* **Required actions**:
a – Copy the blog post from "Now Nothing Remains" to "played them here.", replacing "stash" with "collection".
b – Which colors does the blog post give for the beautiful opening scene of the remake?
c – Write the next part of the blog post, picking up after its final line.

* **Extract**:
+--

2014/05/05

Now Nothing Remains of the First Static That Isn't Music, Fashioned into Melody by the Accidents of Interval





Found my Urban Verbs stash last night looking for something else, been a while since I've played them here.

Thunder wonders if this shitty bleg's static background is what slows the site up on his laptop to the point he kills my tab to save his many other open tabs. This is logic we're taught from early childhood, told in stories like the one where Spock is in the contamination chamber to save the ship while Kirk watches him die, the other when Kirk is on the inside and Spock watches him die. Did Kirk die in the remake? I forget. I saw the movie less than three years ago, all I remember is a beautiful opening scene in red, white, and yellow, the movie sucked, and the dude Earthgirl watches as Sherlock Holmes played Ricardo Montalban. But even if he did live in the remake, the message is Kirk would have died if he didn't to save the many, yes? Who the fuck uses sillyass Star Trek allusions?






I went through the blogrolls last night because in the past when I've removed hibernating blogs from blogrolls to add them to Moribund (so if they wake I would notice them in a relatively, um, static blogroll as opposed to busy blogrolls)  I've discovered blogs that bleggicided, their feeds gone dead. Removing them sped up this bleg's admittedly slow loading at times. Removed six last night, I hope it's better. I also suspect loading larger sized youtubes add to the slowdown youtubes create anyway, and of course the moving static may contribute. Forgive me, I like the moving static and larger youtubes, after ten years of wanting to change the way this blog looked every few day I haven't felt an urge to change anything since the return of Noxzema Bottle Blue four months ago. It's weird, it's sweet. Sorry, Many, but me me me.






  • That's the front of Auingerlay, the ibrarylay at Illtophay I work in, posted because Landru texted me his astonishment at how ugly the Brutalist ass-end of Auingerlay is. The building consistently makes the Top Five of Ugliest Buildings in DC whenever such a list in compiled. From the building's ass-end I have to agree, but I think from the front it's excellent, especially as it's a 20th C mirror of the 19th Ealyhay Hall, the iconic building of Illtophay.
  • Pounds Sterling.
  • Metropolis, Media, MechanosphereThe metropolis is that which emerges from the dynamics of neoliberalism, by-product and foundation, mutation in code and carefully colonized space. It is far more an immaterial notion than the geometry and geography of the urban for it reaches its highest expression as the informatic double that is generated from within. Neoliberalism conducts itself by circulating rapidly between, establishing flexible ties with, and linking together domestic spaces that are consumed in their own operations and internal dynamics, governmental modes and regualtory concerns: the becoming-node of sedentary powers, the becoming-network of nomadic power, as if the leper was ambling from plague city to plague city. Metropolis-as-information, metropolis-as-media, then undergoes a two-fold transformation: one half of the informatic double itself becomes nomadic, feedbacking into the market. The other half is sedentary, an affair of the state.
  • Last night my Twooter timeline and blooger blegrolls bubbled with news that Gary Becker had died. I thought, I thought everybody hates Steely Dan, then remembered that's Walter. Turns out Gary Becker was a motherfucking economist.
  • Michel Foucault on Gary Becker.
  • The end of American hegemony?
  • Maggie's weekly links.
  • New Inquiry's Sunday readings.
  • Fly-Specks. Bierce, for those of you who do.
  • Still Lights.
  • Must have seen the Verbs half a dozen dozen times at least at all the places in DC that don't exist anymore.

+--

* **Dataset**:

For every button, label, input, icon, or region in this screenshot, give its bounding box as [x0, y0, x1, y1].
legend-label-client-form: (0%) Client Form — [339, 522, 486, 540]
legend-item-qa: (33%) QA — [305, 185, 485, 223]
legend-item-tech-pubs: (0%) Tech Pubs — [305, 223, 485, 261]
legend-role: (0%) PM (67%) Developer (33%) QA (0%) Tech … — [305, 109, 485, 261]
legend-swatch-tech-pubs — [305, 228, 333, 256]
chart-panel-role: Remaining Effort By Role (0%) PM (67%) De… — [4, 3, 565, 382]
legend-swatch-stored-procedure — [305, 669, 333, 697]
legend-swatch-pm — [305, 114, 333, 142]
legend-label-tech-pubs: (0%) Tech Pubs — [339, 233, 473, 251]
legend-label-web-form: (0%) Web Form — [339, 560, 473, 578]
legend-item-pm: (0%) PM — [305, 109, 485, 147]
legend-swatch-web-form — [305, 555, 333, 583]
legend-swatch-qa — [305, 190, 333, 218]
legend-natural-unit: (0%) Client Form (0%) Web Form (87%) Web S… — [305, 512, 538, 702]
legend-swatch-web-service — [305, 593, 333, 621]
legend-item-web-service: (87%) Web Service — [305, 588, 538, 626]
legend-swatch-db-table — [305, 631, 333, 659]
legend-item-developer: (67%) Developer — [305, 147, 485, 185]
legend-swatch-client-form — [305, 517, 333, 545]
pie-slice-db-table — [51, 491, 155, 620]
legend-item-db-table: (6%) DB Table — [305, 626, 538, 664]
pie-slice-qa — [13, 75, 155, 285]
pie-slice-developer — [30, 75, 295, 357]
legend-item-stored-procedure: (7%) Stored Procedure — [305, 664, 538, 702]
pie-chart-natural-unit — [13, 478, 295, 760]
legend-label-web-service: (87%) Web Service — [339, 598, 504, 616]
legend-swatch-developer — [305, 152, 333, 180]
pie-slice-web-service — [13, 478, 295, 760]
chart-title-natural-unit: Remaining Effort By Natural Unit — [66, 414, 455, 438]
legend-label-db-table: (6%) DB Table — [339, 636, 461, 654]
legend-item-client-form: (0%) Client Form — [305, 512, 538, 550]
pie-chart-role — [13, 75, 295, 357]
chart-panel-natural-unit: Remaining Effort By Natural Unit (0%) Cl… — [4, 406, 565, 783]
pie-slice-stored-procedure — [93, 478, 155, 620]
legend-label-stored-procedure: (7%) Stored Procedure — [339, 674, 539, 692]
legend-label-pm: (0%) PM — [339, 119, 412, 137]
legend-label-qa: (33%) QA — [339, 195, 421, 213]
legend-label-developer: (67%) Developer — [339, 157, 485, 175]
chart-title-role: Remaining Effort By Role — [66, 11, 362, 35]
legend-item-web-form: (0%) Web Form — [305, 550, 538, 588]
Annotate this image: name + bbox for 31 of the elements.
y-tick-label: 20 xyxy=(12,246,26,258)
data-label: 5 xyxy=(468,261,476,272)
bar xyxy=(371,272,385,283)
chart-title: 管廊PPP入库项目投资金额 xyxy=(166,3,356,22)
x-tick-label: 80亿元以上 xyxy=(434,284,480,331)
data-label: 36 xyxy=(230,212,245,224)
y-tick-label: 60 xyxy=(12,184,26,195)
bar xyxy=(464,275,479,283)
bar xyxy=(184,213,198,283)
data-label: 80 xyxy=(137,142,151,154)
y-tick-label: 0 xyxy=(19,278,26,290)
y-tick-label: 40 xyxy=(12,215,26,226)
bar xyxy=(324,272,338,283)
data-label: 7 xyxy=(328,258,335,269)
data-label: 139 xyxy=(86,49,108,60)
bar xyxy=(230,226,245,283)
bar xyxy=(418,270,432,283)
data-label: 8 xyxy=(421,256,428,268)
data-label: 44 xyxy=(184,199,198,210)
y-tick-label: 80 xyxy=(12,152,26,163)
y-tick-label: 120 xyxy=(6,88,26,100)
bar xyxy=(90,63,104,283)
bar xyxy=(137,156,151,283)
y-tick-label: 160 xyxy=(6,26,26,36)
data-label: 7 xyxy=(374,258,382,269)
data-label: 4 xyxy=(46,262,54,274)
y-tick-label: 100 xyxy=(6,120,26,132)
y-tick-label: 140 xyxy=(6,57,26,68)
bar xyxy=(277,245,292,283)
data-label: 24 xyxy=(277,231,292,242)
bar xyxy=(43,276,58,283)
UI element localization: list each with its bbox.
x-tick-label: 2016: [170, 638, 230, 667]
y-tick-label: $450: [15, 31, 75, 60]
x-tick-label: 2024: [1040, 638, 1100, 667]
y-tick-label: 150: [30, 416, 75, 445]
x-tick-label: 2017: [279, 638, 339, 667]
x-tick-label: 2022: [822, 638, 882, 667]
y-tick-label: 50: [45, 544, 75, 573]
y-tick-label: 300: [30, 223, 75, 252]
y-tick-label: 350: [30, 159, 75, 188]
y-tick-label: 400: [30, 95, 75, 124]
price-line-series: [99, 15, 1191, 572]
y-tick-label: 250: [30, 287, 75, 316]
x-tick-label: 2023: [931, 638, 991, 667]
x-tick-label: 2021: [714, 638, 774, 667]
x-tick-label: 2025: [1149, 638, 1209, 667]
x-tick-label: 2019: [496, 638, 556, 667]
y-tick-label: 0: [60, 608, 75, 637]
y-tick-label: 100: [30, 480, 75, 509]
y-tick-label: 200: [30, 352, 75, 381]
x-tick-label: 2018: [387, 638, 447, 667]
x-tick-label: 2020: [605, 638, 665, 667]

+--

* **Answers to the exercises**:
a –
Now Nothing Remains of the First Static That Isn't Music, Fashioned into Melody by the Accidents of Interval





Found my Urban Verbs collection last night looking for something else, been a while since I've played them here.

b – Red, white, and yellow.

c –
THE BOOK OF THE DEAD MAN (#3)

Marvin Bell

1. About the Beginnings of the Dead Man

When the dead man throws up, he thinks he sees his inner life.   
Seeing his vomit, he thinks he sees his inner life.
Now he can pick himself apart, weigh the ingredients, research   

             his makeup.
He wants to study things outside himself if he can find them.   
Moving, the dead man makes the sound of bone on bone.
He bends a knee that doesn’t wish to bend, he raises an arm that
             argues with a shoulder, he turns his head by throwing it
             wildly to the side.
He envies the lobster the protective sleeves of its limbs.
He believes the jellyfish has it easy, floating, letting everything pass   
             through it.
He would like to be a starfish, admired for its shape long after.   
Everything the dead man said, he now takes back.
Not as a lively young man demonstrates sincerity or regret.
A young dead man and an old dead man are two different things.   
A young dead man is oil, an old dead man is water.
A young dead man is bread and butter, an old dead man is bread and
             water—it’s a difference in construction, also architecture.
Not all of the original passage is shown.